**YOUR TASK:** Repeat the material exactly as it appears.

**SUPPLIED INFORMATION:**
#####

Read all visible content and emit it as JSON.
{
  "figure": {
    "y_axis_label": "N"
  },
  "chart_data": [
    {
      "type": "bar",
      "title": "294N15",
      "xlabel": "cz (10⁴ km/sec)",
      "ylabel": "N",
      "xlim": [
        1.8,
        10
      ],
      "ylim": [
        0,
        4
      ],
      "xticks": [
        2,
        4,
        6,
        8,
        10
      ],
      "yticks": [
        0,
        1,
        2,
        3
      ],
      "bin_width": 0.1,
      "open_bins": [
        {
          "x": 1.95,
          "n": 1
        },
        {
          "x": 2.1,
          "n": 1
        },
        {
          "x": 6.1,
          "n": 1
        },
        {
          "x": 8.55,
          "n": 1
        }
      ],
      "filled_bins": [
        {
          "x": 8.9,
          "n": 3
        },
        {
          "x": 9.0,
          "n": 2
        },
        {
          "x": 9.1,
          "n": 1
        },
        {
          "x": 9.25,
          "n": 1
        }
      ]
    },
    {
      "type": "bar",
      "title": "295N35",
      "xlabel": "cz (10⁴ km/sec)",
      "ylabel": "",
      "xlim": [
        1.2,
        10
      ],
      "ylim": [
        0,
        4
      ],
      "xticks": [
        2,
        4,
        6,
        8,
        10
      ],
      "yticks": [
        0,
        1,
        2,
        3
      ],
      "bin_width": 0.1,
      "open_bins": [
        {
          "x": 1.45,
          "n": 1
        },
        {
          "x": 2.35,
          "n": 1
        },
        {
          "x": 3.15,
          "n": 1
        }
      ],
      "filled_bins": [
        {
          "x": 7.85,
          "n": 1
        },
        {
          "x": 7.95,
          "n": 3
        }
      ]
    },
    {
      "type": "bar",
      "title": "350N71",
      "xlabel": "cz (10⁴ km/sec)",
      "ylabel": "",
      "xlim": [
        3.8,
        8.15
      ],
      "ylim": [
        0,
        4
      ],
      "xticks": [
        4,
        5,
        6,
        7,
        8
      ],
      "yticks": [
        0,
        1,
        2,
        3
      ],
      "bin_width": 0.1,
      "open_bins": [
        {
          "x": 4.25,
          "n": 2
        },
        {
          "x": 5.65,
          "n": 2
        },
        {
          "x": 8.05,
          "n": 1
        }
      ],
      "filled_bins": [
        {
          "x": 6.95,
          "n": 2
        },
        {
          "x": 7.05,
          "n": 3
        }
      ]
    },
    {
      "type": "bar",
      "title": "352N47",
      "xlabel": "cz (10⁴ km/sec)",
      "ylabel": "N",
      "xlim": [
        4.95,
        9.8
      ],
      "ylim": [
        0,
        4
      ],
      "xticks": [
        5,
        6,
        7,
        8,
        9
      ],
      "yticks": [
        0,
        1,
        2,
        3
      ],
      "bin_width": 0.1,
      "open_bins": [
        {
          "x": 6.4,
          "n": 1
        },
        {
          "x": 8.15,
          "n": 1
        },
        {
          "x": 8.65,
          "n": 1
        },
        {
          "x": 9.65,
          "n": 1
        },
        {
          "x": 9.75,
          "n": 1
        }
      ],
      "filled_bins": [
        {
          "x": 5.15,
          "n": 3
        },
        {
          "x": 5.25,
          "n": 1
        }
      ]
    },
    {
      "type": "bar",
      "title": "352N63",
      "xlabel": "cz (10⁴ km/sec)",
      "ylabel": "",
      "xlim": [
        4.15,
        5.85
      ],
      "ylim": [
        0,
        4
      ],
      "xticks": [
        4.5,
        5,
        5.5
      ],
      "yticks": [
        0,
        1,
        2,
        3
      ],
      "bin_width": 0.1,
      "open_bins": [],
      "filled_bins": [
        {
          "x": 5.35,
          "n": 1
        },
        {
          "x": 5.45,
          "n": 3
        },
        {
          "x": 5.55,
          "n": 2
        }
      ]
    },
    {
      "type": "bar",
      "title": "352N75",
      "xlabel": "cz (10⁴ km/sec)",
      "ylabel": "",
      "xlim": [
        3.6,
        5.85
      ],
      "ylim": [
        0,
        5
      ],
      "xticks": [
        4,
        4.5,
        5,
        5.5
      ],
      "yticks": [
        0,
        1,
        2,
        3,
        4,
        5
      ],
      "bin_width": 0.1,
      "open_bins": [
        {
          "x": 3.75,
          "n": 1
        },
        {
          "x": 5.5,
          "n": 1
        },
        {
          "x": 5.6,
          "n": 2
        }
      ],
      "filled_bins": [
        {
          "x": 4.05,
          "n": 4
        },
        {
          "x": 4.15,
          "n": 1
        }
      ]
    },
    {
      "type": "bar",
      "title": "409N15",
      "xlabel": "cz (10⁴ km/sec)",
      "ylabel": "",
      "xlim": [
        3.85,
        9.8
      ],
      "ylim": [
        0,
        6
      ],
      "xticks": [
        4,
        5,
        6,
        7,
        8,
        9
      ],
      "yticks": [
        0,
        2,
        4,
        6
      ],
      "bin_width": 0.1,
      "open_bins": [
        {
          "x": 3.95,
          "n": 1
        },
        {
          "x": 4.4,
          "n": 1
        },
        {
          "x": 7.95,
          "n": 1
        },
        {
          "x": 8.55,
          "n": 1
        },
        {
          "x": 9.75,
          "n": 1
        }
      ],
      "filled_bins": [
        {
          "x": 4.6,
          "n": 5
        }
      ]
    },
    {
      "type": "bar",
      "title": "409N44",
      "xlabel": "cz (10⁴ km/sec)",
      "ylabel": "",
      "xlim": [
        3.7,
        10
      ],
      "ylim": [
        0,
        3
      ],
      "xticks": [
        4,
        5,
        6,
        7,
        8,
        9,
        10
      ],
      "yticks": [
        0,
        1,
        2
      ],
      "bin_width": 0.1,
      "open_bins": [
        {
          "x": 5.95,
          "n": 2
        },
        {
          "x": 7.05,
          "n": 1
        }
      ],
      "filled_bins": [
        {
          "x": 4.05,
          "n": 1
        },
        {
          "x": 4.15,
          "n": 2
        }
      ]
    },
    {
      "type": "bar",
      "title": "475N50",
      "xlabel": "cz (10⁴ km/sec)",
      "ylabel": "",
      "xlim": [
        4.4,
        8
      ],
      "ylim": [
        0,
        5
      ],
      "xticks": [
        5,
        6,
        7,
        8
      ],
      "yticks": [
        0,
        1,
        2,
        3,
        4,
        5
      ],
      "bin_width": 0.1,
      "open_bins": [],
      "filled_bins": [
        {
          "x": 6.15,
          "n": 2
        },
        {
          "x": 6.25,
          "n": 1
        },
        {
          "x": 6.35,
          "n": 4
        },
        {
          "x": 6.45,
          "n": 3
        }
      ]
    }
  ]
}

#####

**EXERCISE SOLUTION:**
Read all visible content and emit it as JSON.
{
  "figure": {
    "y_axis_label": "N"
  },
  "chart_data": [
    {
      "type": "bar",
      "title": "294N15",
      "xlabel": "cz (10⁴ km/sec)",
      "ylabel": "N",
      "xlim": [
        1.8,
        10
      ],
      "ylim": [
        0,
        4
      ],
      "xticks": [
        2,
        4,
        6,
        8,
        10
      ],
      "yticks": [
        0,
        1,
        2,
        3
      ],
      "bin_width": 0.1,
      "open_bins": [
        {
          "x": 1.95,
          "n": 1
        },
        {
          "x": 2.1,
          "n": 1
        },
        {
          "x": 6.1,
          "n": 1
        },
        {
          "x": 8.55,
          "n": 1
        }
      ],
      "filled_bins": [
        {
          "x": 8.9,
          "n": 3
        },
        {
          "x": 9.0,
          "n": 2
        },
        {
          "x": 9.1,
          "n": 1
        },
        {
          "x": 9.25,
          "n": 1
        }
      ]
    },
    {
      "type": "bar",
      "title": "295N35",
      "xlabel": "cz (10⁴ km/sec)",
      "ylabel": "",
      "xlim": [
        1.2,
        10
      ],
      "ylim": [
        0,
        4
      ],
      "xticks": [
        2,
        4,
        6,
        8,
        10
      ],
      "yticks": [
        0,
        1,
        2,
        3
      ],
      "bin_width": 0.1,
      "open_bins": [
        {
          "x": 1.45,
          "n": 1
        },
        {
          "x": 2.35,
          "n": 1
        },
        {
          "x": 3.15,
          "n": 1
        }
      ],
      "filled_bins": [
        {
          "x": 7.85,
          "n": 1
        },
        {
          "x": 7.95,
          "n": 3
        }
      ]
    },
    {
      "type": "bar",
      "title": "350N71",
      "xlabel": "cz (10⁴ km/sec)",
      "ylabel": "",
      "xlim": [
        3.8,
        8.15
      ],
      "ylim": [
        0,
        4
      ],
      "xticks": [
        4,
        5,
        6,
        7,
        8
      ],
      "yticks": [
        0,
        1,
        2,
        3
      ],
      "bin_width": 0.1,
      "open_bins": [
        {
          "x": 4.25,
          "n": 2
        },
        {
          "x": 5.65,
          "n": 2
        },
        {
          "x": 8.05,
          "n": 1
        }
      ],
      "filled_bins": [
        {
          "x": 6.95,
          "n": 2
        },
        {
          "x": 7.05,
          "n": 3
        }
      ]
    },
    {
      "type": "bar",
      "title": "352N47",
      "xlabel": "cz (10⁴ km/sec)",
      "ylabel": "N",
      "xlim": [
        4.95,
        9.8
      ],
      "ylim": [
        0,
        4
      ],
      "xticks": [
        5,
        6,
        7,
        8,
        9
      ],
      "yticks": [
        0,
        1,
        2,
        3
      ],
      "bin_width": 0.1,
      "open_bins": [
        {
          "x": 6.4,
          "n": 1
        },
        {
          "x": 8.15,
          "n": 1
        },
        {
          "x": 8.65,
          "n": 1
        },
        {
          "x": 9.65,
          "n": 1
        },
        {
          "x": 9.75,
          "n": 1
        }
      ],
      "filled_bins": [
        {
          "x": 5.15,
          "n": 3
        },
        {
          "x": 5.25,
          "n": 1
        }
      ]
    },
    {
      "type": "bar",
      "title": "352N63",
      "xlabel": "cz (10⁴ km/sec)",
      "ylabel": "",
      "xlim": [
        4.15,
        5.85
      ],
      "ylim": [
        0,
        4
      ],
      "xticks": [
        4.5,
        5,
        5.5
      ],
      "yticks": [
        0,
        1,
        2,
        3
      ],
      "bin_width": 0.1,
      "open_bins": [],
      "filled_bins": [
        {
          "x": 5.35,
          "n": 1
        },
        {
          "x": 5.45,
          "n": 3
        },
        {
          "x": 5.55,
          "n": 2
        }
      ]
    },
    {
      "type": "bar",
      "title": "352N75",
      "xlabel": "cz (10⁴ km/sec)",
      "ylabel": "",
      "xlim": [
        3.6,
        5.85
      ],
      "ylim": [
        0,
        5
      ],
      "xticks": [
        4,
        4.5,
        5,
        5.5
      ],
      "yticks": [
        0,
        1,
        2,
        3,
        4,
        5
      ],
      "bin_width": 0.1,
      "open_bins": [
        {
          "x": 3.75,
          "n": 1
        },
        {
          "x": 5.5,
          "n": 1
        },
        {
          "x": 5.6,
          "n": 2
        }
      ],
      "filled_bins": [
        {
          "x": 4.05,
          "n": 4
        },
        {
          "x": 4.15,
          "n": 1
        }
      ]
    },
    {
      "type": "bar",
      "title": "409N15",
      "xlabel": "cz (10⁴ km/sec)",
      "ylabel": "",
      "xlim": [
        3.85,
        9.8
      ],
      "ylim": [
        0,
        6
      ],
      "xticks": [
        4,
        5,
        6,
        7,
        8,
        9
      ],
      "yticks": [
        0,
        2,
        4,
        6
      ],
      "bin_width": 0.1,
      "open_bins": [
        {
          "x": 3.95,
          "n": 1
        },
        {
          "x": 4.4,
          "n": 1
        },
        {
          "x": 7.95,
          "n": 1
        },
        {
          "x": 8.55,
          "n": 1
        },
        {
          "x": 9.75,
          "n": 1
        }
      ],
      "filled_bins": [
        {
          "x": 4.6,
          "n": 5
        }
      ]
    },
    {
      "type": "bar",
      "title": "409N44",
      "xlabel": "cz (10⁴ km/sec)",
      "ylabel": "",
      "xlim": [
        3.7,
        10
      ],
      "ylim": [
        0,
        3
      ],
      "xticks": [
        4,
        5,
        6,
        7,
        8,
        9,
        10
      ],
      "yticks": [
        0,
        1,
        2
      ],
      "bin_width": 0.1,
      "open_bins": [
        {
          "x": 5.95,
          "n": 2
        },
        {
          "x": 7.05,
          "n": 1
        }
      ],
      "filled_bins": [
        {
          "x": 4.05,
          "n": 1
        },
        {
          "x": 4.15,
          "n": 2
        }
      ]
    },
    {
      "type": "bar",
      "title": "475N50",
      "xlabel": "cz (10⁴ km/sec)",
      "ylabel": "",
      "xlim": [
        4.4,
        8
      ],
      "ylim": [
        0,
        5
      ],
      "xticks": [
        5,
        6,
        7,
        8
      ],
      "yticks": [
        0,
        1,
        2,
        3,
        4,
        5
      ],
      "bin_width": 0.1,
      "open_bins": [],
      "filled_bins": [
        {
          "x": 6.15,
          "n": 2
        },
        {
          "x": 6.25,
          "n": 1
        },
        {
          "x": 6.35,
          "n": 4
        },
        {
          "x": 6.45,
          "n": 3
        }
      ]
    }
  ]
}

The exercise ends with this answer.